Can you turn the material, from its start through the line containing "329, 44, 365]", into a Markdown table with a Row column numbering each line and a Line column holding its text, leaving out any blank lines?

Annotated element listings
** start **
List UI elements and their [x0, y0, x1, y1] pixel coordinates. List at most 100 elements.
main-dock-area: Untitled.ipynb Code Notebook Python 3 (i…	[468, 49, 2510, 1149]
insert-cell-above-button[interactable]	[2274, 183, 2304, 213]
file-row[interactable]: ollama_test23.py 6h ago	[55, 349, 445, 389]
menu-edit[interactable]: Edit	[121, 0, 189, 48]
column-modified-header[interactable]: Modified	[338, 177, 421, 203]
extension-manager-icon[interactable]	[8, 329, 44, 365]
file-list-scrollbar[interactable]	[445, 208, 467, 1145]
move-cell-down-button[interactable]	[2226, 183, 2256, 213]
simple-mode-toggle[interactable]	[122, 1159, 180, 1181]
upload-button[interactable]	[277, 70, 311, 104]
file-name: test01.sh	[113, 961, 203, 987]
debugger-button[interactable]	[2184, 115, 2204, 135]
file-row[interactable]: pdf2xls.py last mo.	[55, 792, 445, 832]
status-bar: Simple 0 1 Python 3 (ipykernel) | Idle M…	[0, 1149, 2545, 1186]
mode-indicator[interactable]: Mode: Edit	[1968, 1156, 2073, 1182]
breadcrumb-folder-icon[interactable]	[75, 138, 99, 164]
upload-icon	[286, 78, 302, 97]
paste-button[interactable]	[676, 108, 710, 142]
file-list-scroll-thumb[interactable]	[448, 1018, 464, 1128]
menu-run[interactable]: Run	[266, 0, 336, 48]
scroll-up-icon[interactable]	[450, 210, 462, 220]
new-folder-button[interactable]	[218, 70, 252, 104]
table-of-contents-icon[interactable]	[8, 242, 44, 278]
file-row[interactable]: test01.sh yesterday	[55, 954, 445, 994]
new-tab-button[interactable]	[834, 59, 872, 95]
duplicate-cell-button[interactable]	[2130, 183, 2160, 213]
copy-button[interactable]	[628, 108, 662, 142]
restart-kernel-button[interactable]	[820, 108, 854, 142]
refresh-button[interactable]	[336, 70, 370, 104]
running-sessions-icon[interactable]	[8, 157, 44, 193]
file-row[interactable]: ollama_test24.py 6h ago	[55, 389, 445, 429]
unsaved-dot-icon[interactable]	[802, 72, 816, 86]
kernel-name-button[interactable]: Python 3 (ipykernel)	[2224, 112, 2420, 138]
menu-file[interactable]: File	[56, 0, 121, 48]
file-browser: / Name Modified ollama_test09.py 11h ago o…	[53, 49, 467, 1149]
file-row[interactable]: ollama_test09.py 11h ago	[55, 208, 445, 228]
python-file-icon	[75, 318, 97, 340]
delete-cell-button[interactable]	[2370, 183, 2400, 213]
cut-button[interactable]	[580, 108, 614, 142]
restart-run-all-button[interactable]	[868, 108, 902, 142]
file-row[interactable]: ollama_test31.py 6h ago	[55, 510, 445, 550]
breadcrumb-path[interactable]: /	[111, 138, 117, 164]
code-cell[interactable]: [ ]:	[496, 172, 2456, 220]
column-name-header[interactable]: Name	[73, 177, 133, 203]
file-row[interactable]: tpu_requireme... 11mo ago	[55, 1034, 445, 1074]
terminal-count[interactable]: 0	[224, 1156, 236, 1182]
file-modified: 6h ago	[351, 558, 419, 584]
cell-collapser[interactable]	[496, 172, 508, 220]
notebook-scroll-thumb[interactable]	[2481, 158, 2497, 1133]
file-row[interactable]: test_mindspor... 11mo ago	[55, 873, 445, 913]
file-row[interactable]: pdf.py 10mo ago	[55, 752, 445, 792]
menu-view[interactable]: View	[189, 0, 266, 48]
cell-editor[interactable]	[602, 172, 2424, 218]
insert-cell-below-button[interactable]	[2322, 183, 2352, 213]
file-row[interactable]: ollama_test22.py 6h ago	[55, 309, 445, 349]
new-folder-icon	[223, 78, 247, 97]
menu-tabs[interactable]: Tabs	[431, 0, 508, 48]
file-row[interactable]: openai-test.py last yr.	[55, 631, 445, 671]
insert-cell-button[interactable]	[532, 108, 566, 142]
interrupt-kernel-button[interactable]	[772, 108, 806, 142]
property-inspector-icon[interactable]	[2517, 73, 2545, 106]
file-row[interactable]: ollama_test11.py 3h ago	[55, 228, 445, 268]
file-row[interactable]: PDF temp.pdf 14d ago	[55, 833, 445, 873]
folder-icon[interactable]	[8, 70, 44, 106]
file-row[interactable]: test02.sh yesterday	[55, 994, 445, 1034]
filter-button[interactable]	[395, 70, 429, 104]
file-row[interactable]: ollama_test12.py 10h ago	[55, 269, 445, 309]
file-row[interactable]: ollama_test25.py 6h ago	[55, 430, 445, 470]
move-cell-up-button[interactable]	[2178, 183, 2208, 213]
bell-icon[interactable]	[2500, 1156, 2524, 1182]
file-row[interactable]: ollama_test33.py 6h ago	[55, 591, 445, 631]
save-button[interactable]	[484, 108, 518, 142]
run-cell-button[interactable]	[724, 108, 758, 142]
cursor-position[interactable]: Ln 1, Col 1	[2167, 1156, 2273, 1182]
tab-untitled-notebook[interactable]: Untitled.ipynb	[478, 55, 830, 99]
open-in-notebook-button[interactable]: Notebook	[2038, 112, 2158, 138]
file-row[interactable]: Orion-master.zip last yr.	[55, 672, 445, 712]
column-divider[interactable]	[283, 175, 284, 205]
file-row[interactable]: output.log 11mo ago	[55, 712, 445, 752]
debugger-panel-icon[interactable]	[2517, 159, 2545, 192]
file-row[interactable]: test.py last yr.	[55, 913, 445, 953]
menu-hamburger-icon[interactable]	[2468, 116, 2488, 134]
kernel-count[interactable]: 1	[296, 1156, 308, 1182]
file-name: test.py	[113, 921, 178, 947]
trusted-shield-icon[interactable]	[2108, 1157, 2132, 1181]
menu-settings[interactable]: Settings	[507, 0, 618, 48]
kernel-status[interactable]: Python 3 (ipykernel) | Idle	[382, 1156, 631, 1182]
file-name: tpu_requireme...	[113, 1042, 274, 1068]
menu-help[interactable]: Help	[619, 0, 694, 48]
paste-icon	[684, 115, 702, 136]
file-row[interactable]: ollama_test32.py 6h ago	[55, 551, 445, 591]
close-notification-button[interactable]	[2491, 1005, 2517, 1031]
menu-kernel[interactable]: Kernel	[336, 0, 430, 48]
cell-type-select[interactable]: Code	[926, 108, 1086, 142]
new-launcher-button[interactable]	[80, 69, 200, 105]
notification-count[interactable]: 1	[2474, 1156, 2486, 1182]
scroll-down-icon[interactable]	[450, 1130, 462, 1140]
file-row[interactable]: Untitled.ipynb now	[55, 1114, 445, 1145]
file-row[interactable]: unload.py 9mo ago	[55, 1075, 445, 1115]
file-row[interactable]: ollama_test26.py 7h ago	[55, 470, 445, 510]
** end **
*THE OUTPUT*
| Row | Line |
|---|---|
| 1 | List UI elements and their [x0, y0, x1, y1] pixel coordinates. List at most 100 elements. |
| 2 | main-dock-area: Untitled.ipynb Code Notebook Python 3 (i…	[468, 49, 2510, 1149] |
| 3 | insert-cell-above-button[interactable]	[2274, 183, 2304, 213] |
| 4 | file-row[interactable]: ollama_test23.py 6h ago	[55, 349, 445, 389] |
| 5 | menu-edit[interactable]: Edit	[121, 0, 189, 48] |
| 6 | column-modified-header[interactable]: Modified	[338, 177, 421, 203] |
| 7 | extension-manager-icon[interactable]	[8, 329, 44, 365] |